======== Record set

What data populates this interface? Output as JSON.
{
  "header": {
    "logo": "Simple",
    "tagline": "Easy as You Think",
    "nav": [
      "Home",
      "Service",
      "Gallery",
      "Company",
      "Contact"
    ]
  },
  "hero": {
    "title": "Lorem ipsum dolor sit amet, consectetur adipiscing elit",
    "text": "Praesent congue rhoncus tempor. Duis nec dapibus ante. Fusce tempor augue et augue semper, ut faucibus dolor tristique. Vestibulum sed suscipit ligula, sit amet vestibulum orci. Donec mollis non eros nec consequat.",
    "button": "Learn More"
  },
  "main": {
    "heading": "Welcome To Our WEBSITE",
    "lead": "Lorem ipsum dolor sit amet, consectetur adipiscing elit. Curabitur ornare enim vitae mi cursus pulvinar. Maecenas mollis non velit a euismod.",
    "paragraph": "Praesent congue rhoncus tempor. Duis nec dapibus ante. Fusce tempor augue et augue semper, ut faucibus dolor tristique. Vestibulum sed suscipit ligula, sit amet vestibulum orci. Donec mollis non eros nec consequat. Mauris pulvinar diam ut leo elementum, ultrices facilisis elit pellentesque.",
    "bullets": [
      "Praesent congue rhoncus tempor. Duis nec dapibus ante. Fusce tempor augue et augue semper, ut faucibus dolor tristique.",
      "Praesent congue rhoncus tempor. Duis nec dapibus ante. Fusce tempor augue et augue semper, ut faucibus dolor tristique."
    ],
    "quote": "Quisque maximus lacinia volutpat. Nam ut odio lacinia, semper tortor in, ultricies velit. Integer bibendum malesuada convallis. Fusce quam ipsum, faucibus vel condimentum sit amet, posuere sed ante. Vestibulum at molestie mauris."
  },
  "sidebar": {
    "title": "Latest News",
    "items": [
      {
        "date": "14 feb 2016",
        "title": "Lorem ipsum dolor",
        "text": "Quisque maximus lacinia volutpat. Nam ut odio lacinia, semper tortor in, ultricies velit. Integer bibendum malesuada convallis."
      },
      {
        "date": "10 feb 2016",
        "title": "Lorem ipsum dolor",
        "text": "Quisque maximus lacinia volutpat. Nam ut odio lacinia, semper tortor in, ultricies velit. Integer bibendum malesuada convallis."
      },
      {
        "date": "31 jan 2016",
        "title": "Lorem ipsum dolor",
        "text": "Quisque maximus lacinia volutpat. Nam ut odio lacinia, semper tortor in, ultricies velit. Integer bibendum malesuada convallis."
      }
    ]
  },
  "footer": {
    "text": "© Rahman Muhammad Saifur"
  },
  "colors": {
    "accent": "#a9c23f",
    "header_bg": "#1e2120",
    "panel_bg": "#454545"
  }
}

================

What this task involves: Your task is to repeat every line exactly.

Written reply:
What data populates this interface? Output as JSON.
{
  "header": {
    "logo": "Simple",
    "tagline": "Easy as You Think",
    "nav": [
      "Home",
      "Service",
      "Gallery",
      "Company",
      "Contact"
    ]
  },
  "hero": {
    "title": "Lorem ipsum dolor sit amet, consectetur adipiscing elit",
    "text": "Praesent congue rhoncus tempor. Duis nec dapibus ante. Fusce tempor augue et augue semper, ut faucibus dolor tristique. Vestibulum sed suscipit ligula, sit amet vestibulum orci. Donec mollis non eros nec consequat.",
    "button": "Learn More"
  },
  "main": {
    "heading": "Welcome To Our WEBSITE",
    "lead": "Lorem ipsum dolor sit amet, consectetur adipiscing elit. Curabitur ornare enim vitae mi cursus pulvinar. Maecenas mollis non velit a euismod.",
    "paragraph": "Praesent congue rhoncus tempor. Duis nec dapibus ante. Fusce tempor augue et augue semper, ut faucibus dolor tristique. Vestibulum sed suscipit ligula, sit amet vestibulum orci. Donec mollis non eros nec consequat. Mauris pulvinar diam ut leo elementum, ultrices facilisis elit pellentesque.",
    "bullets": [
      "Praesent congue rhoncus tempor. Duis nec dapibus ante. Fusce tempor augue et augue semper, ut faucibus dolor tristique.",
      "Praesent congue rhoncus tempor. Duis nec dapibus ante. Fusce tempor augue et augue semper, ut faucibus dolor tristique."
    ],
    "quote": "Quisque maximus lacinia volutpat. Nam ut odio lacinia, semper tortor in, ultricies velit. Integer bibendum malesuada convallis. Fusce quam ipsum, faucibus vel condimentum sit amet, posuere sed ante. Vestibulum at molestie mauris."
  },
  "sidebar": {
    "title": "Latest News",
    "items": [
      {
        "date": "14 feb 2016",
        "title": "Lorem ipsum dolor",
        "text": "Quisque maximus lacinia volutpat. Nam ut odio lacinia, semper tortor in, ultricies velit. Integer bibendum malesuada convallis."
      },
      {
        "date": "10 feb 2016",
        "title": "Lorem ipsum dolor",
        "text": "Quisque maximus lacinia volutpat. Nam ut odio lacinia, semper tortor in, ultricies velit. Integer bibendum malesuada convallis."
      },
      {
        "date": "31 jan 2016",
        "title": "Lorem ipsum dolor",
        "text": "Quisque maximus lacinia volutpat. Nam ut odio lacinia, semper tortor in, ultricies velit. Integer bibendum malesuada convallis."
      }
    ]
  },
  "footer": {
    "text": "© Rahman Muhammad Saifur"
  },
  "colors": {
    "accent": "#a9c23f",
    "header_bg": "#1e2120",
    "panel_bg": "#454545"
  }
}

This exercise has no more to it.